>>>>>

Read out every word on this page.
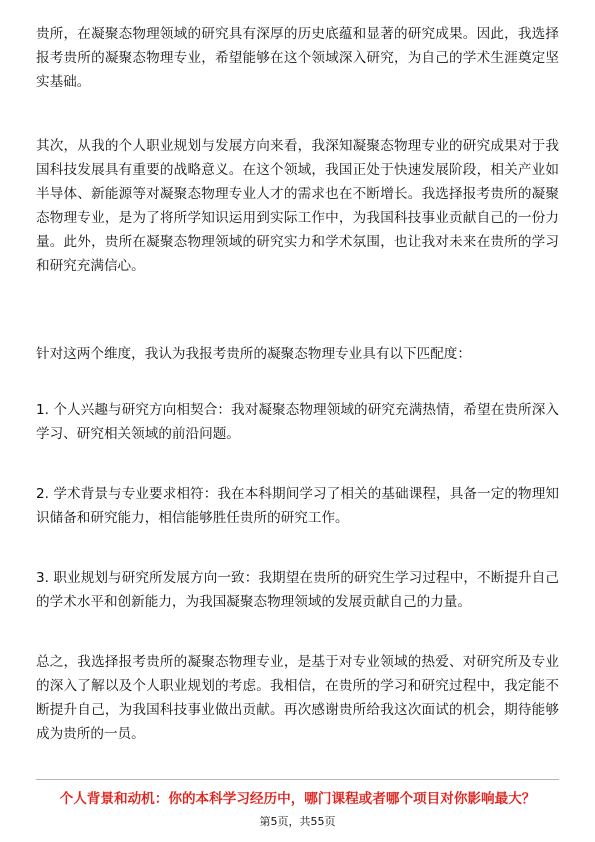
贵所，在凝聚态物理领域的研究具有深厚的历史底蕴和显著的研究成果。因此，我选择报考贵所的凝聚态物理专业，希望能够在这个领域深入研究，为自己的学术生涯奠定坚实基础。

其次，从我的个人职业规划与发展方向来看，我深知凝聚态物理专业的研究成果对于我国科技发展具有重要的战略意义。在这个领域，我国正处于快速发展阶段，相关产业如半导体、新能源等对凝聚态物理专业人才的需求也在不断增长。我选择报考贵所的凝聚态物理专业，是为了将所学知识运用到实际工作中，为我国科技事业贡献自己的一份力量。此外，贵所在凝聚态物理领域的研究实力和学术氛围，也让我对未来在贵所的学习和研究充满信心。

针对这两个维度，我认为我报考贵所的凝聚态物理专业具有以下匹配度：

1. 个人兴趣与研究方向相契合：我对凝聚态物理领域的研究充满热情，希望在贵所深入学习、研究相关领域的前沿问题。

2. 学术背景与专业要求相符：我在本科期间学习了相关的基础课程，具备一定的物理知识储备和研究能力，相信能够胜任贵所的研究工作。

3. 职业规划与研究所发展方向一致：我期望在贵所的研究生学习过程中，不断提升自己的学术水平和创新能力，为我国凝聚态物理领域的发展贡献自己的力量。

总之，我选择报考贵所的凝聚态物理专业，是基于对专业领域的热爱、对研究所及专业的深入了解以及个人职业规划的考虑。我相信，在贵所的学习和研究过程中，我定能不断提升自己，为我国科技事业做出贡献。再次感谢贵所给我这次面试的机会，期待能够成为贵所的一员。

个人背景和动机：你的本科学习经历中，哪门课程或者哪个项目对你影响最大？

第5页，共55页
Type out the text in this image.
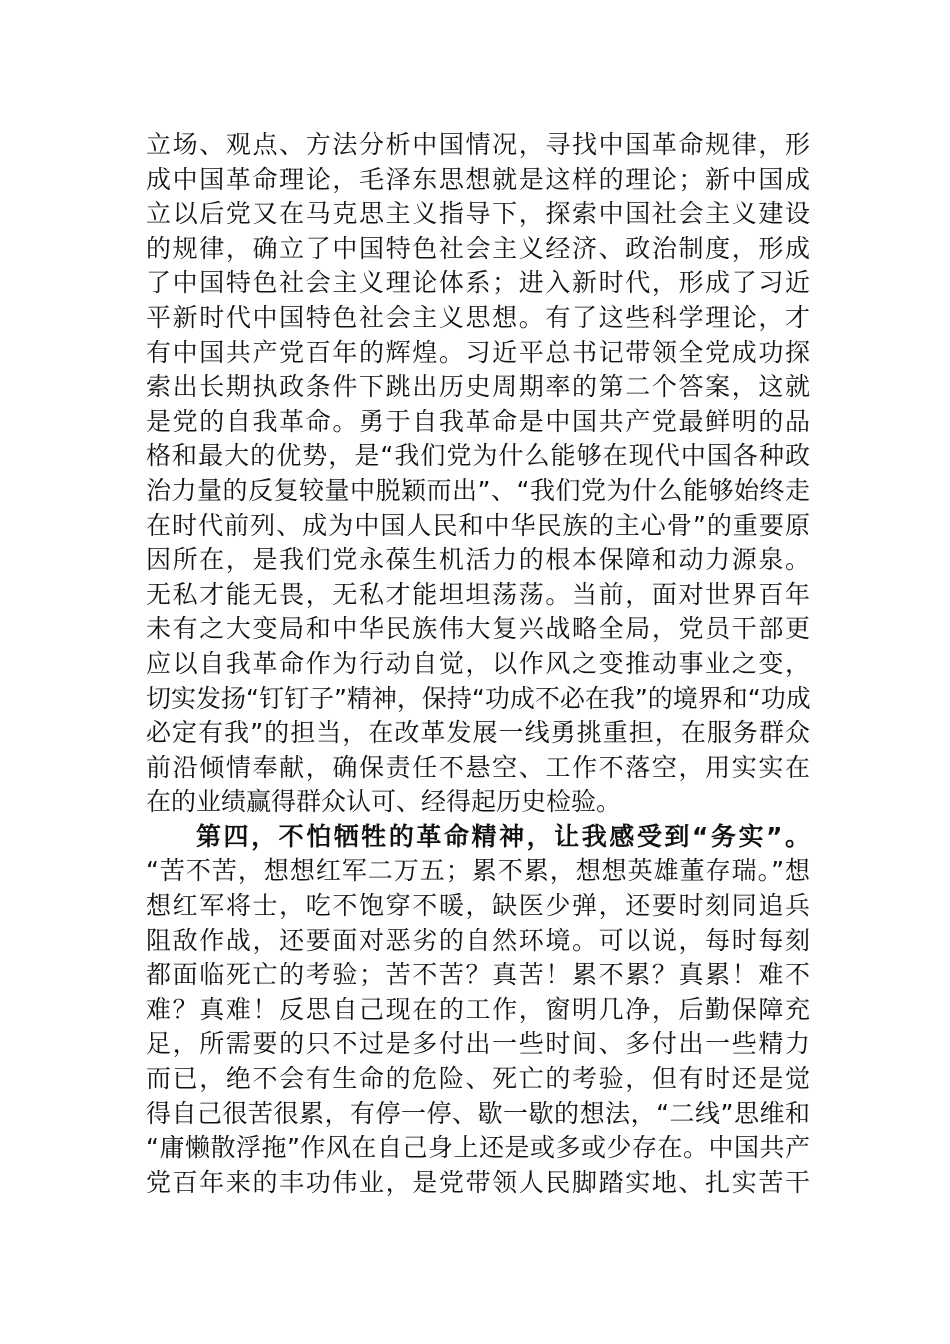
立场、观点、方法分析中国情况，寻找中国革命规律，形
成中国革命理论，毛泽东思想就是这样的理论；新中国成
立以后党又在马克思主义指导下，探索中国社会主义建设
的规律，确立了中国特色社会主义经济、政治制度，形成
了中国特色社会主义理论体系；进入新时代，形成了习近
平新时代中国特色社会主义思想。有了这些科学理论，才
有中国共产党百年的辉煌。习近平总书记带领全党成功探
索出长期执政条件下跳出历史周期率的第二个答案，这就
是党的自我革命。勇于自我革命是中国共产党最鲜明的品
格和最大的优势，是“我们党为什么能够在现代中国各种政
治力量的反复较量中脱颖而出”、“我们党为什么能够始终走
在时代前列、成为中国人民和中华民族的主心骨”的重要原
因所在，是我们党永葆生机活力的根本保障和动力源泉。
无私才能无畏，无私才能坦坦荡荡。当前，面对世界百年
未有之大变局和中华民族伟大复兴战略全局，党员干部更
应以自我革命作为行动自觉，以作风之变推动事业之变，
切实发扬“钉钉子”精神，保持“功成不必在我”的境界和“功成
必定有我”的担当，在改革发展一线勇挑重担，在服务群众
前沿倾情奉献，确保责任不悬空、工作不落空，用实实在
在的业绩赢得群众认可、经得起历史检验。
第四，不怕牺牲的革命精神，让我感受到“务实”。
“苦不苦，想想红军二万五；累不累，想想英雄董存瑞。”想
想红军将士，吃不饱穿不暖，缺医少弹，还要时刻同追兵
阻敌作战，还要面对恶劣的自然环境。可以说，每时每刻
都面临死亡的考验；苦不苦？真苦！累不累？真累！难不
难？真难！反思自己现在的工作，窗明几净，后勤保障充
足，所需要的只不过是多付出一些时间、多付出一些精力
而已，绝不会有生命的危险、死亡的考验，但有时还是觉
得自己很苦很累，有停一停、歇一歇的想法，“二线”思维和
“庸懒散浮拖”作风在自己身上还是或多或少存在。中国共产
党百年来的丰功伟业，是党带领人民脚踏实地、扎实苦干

<<<<<
>>>>>

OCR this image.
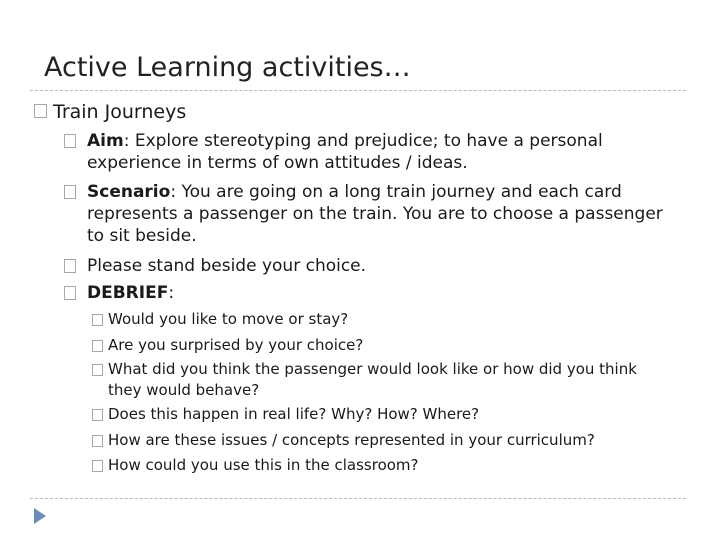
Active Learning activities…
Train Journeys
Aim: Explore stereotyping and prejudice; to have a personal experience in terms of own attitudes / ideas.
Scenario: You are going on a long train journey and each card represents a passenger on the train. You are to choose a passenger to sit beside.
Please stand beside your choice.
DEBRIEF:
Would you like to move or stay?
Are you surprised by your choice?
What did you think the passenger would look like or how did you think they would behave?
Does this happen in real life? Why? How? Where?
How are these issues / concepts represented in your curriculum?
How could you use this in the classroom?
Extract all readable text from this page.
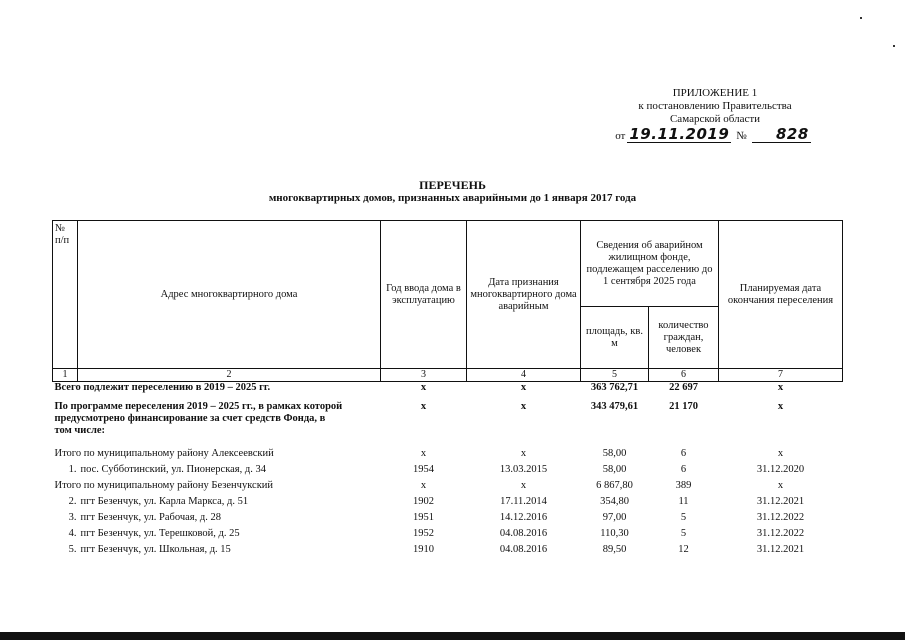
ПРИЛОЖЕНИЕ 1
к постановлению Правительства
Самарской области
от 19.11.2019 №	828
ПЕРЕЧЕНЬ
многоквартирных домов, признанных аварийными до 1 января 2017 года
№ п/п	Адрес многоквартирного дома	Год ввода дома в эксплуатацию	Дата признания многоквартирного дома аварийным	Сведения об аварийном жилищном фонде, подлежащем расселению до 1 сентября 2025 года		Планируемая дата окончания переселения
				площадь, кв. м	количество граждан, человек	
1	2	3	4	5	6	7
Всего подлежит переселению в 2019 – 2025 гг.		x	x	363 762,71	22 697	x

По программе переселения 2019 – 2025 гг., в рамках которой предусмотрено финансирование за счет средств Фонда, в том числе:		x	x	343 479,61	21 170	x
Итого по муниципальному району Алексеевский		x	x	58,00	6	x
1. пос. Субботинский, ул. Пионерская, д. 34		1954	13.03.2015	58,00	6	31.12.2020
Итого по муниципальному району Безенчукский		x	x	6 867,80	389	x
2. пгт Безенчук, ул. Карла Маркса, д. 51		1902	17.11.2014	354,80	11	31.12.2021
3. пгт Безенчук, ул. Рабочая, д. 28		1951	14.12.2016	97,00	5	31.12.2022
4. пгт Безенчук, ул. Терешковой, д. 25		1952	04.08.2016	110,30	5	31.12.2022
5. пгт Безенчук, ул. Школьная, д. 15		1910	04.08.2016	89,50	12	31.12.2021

<<<<<

• Prompt: Search the entries for the word "муниципальному" and gather every line where it appears.

• Solution:
Итого по муниципальному району Алексеевский		x	x	58,00	6	x
Итого по муниципальному району Безенчукский		x	x	6 867,80	389	x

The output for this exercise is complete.